**RECORDS TO USE:**
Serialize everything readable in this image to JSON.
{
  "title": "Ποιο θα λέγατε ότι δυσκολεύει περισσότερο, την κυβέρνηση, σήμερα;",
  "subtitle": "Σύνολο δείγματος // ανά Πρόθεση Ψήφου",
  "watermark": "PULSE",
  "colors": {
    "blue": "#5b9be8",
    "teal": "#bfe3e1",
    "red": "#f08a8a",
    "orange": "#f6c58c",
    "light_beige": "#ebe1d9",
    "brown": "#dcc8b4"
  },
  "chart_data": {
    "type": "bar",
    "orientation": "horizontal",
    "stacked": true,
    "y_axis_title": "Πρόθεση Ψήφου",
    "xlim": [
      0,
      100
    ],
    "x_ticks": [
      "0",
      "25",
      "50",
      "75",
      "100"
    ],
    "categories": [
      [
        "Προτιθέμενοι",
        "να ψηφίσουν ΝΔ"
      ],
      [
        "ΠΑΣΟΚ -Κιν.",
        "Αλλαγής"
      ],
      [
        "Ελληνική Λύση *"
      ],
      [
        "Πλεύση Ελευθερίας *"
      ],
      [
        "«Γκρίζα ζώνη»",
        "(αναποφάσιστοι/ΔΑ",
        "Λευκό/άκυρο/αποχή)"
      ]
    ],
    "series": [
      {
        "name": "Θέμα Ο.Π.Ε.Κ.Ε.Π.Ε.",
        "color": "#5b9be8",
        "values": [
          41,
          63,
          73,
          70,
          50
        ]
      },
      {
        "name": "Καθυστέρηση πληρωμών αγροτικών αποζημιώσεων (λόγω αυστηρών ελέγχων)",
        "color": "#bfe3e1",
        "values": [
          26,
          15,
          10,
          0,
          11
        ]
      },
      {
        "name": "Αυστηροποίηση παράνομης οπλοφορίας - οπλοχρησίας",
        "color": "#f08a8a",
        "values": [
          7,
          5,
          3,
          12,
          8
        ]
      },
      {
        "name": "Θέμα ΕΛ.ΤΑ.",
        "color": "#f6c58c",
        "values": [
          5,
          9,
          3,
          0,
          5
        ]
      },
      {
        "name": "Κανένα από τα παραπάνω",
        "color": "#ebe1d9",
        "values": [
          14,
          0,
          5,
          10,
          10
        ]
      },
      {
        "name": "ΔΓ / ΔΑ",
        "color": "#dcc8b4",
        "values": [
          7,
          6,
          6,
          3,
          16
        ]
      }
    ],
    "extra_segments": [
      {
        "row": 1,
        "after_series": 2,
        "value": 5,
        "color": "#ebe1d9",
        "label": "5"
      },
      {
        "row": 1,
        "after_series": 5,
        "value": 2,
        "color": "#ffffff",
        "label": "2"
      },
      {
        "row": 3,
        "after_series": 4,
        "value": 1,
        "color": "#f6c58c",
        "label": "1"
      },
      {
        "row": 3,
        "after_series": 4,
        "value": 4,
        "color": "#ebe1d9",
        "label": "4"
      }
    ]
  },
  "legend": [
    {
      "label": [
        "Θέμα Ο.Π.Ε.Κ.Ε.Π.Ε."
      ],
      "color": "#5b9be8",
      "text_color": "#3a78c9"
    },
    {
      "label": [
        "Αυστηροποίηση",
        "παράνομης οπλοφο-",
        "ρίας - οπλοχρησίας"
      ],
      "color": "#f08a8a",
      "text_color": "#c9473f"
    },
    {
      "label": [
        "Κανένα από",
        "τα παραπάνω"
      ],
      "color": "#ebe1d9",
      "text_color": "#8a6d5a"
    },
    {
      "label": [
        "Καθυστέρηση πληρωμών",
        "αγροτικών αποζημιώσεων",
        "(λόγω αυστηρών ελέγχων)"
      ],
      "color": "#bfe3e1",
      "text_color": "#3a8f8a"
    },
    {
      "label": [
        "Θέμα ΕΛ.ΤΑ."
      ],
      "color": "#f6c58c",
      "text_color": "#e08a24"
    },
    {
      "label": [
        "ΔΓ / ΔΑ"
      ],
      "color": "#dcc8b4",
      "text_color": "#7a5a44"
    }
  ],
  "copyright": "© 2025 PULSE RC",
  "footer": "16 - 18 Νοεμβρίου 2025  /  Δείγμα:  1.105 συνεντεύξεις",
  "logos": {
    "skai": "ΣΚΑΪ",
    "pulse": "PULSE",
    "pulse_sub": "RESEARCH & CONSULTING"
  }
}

* * *

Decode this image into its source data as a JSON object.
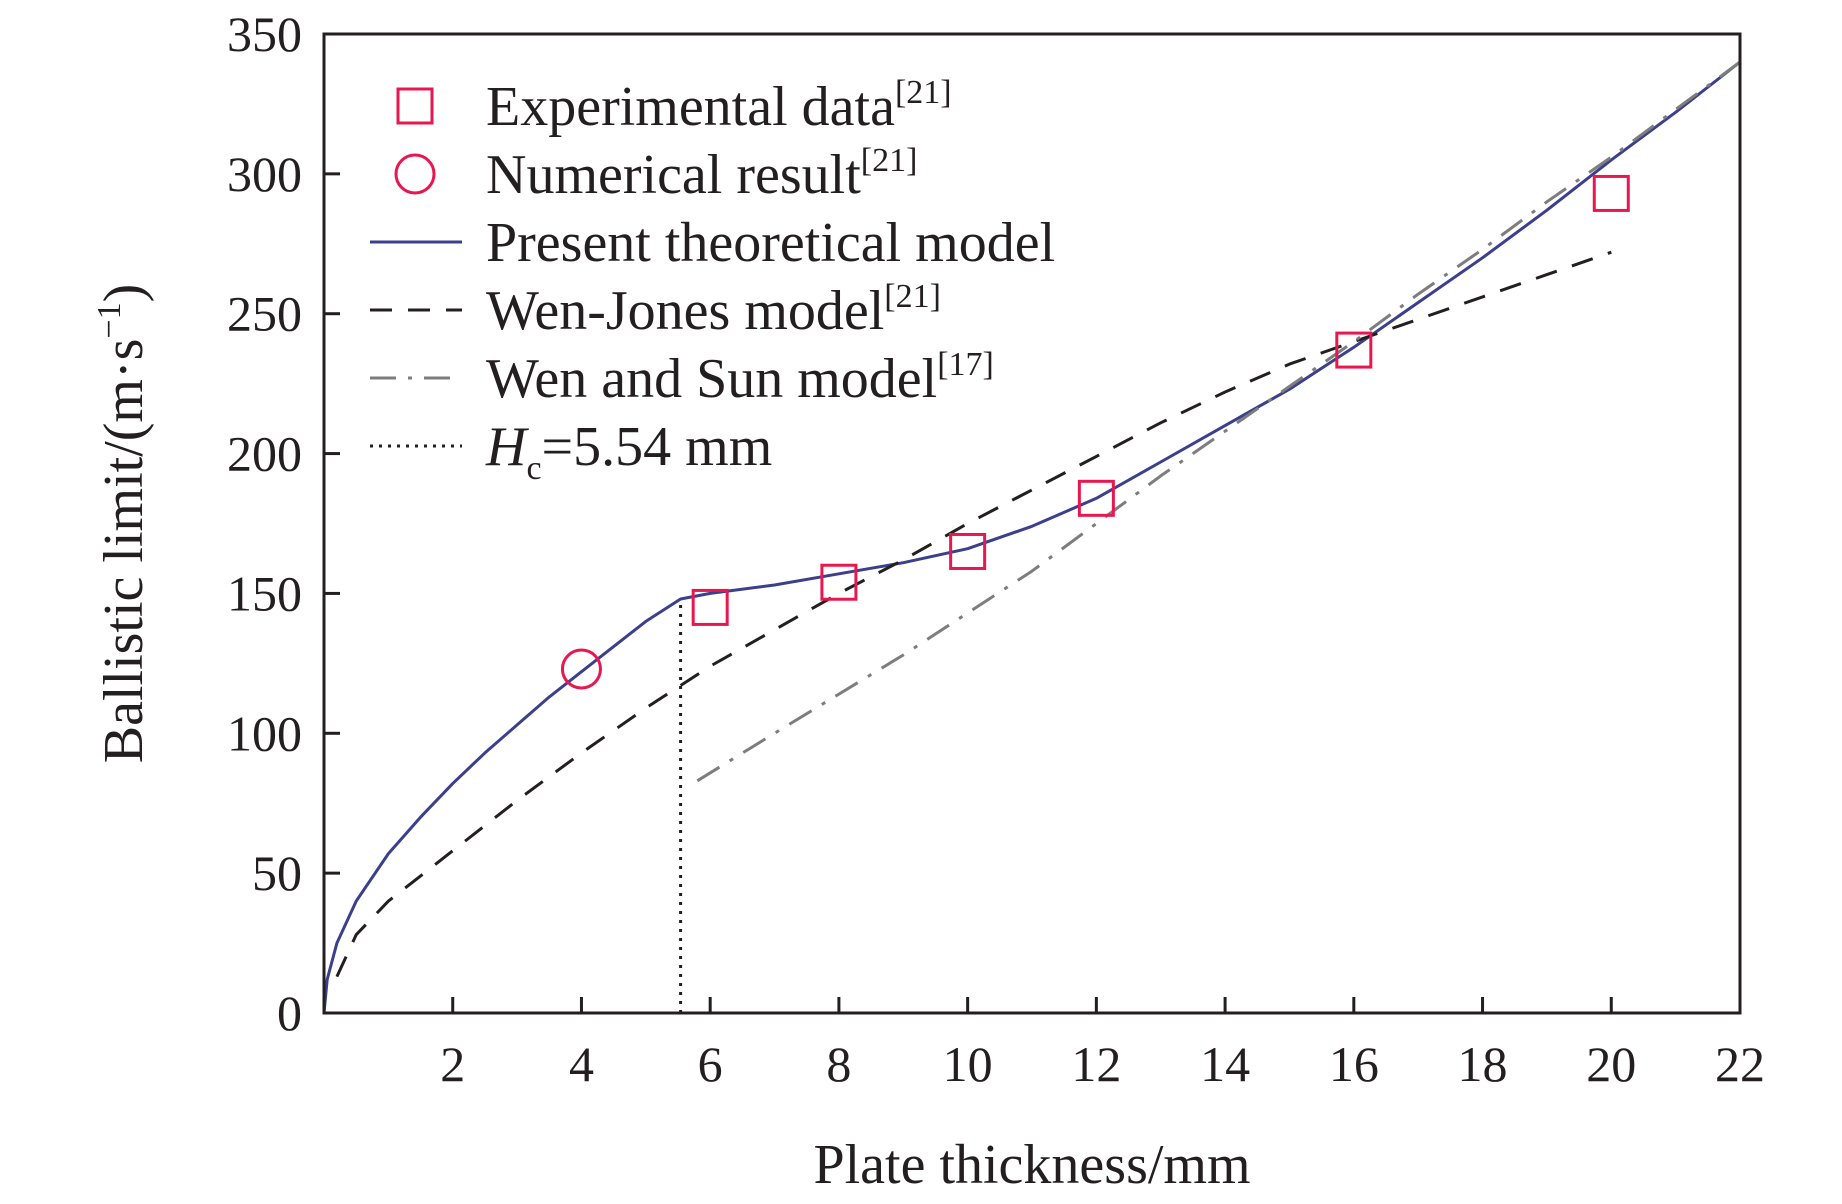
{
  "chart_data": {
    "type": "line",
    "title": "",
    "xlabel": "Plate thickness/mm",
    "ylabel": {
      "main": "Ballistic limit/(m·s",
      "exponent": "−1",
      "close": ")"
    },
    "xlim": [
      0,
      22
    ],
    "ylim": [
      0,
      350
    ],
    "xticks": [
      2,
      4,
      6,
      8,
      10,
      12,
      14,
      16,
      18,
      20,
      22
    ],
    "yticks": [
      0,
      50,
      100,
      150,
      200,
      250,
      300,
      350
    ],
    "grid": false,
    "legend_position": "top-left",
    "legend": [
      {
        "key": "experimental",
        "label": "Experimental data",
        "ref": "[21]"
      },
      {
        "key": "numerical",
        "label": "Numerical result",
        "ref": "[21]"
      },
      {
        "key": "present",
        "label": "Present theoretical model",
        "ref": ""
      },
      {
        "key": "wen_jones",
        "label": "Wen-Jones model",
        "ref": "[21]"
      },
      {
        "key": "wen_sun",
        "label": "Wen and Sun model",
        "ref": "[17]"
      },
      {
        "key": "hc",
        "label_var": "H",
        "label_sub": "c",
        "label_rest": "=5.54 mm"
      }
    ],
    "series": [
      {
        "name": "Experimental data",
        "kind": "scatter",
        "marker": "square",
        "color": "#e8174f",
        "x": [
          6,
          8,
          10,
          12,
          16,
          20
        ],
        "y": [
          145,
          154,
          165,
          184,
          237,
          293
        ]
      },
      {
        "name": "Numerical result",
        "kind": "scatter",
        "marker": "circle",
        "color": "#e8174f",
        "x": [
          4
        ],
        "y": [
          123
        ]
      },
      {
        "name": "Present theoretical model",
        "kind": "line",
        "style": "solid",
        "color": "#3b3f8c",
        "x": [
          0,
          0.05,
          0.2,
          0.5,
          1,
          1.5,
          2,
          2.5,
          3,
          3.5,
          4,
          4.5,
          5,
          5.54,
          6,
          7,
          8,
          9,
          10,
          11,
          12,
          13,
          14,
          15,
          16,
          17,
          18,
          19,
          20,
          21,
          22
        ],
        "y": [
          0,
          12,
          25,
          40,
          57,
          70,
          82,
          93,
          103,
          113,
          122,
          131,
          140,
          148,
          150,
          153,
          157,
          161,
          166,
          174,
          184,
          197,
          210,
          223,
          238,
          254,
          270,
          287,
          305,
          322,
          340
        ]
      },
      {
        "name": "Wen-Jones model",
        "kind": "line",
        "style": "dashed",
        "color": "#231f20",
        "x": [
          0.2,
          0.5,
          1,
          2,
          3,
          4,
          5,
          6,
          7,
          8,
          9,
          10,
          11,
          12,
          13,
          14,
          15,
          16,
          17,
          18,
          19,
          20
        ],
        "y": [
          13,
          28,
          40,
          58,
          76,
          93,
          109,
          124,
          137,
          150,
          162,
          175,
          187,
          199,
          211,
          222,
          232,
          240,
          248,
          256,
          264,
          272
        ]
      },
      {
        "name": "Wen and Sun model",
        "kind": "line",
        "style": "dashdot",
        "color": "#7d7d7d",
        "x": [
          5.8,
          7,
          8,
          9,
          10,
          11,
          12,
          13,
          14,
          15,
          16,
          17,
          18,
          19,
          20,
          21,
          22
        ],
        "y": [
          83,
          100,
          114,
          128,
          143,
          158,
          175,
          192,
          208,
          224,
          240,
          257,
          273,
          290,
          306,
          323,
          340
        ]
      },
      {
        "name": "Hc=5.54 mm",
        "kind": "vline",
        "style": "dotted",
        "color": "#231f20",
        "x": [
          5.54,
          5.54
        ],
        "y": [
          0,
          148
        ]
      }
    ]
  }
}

**THE REQUEST:** Identify each line of the material where the word "JSON" shows up, and copy it.

**REPLY TO THE TASK:**
Serialize everything readable in this image to JSON.
Decode this image into its source data as a JSON object.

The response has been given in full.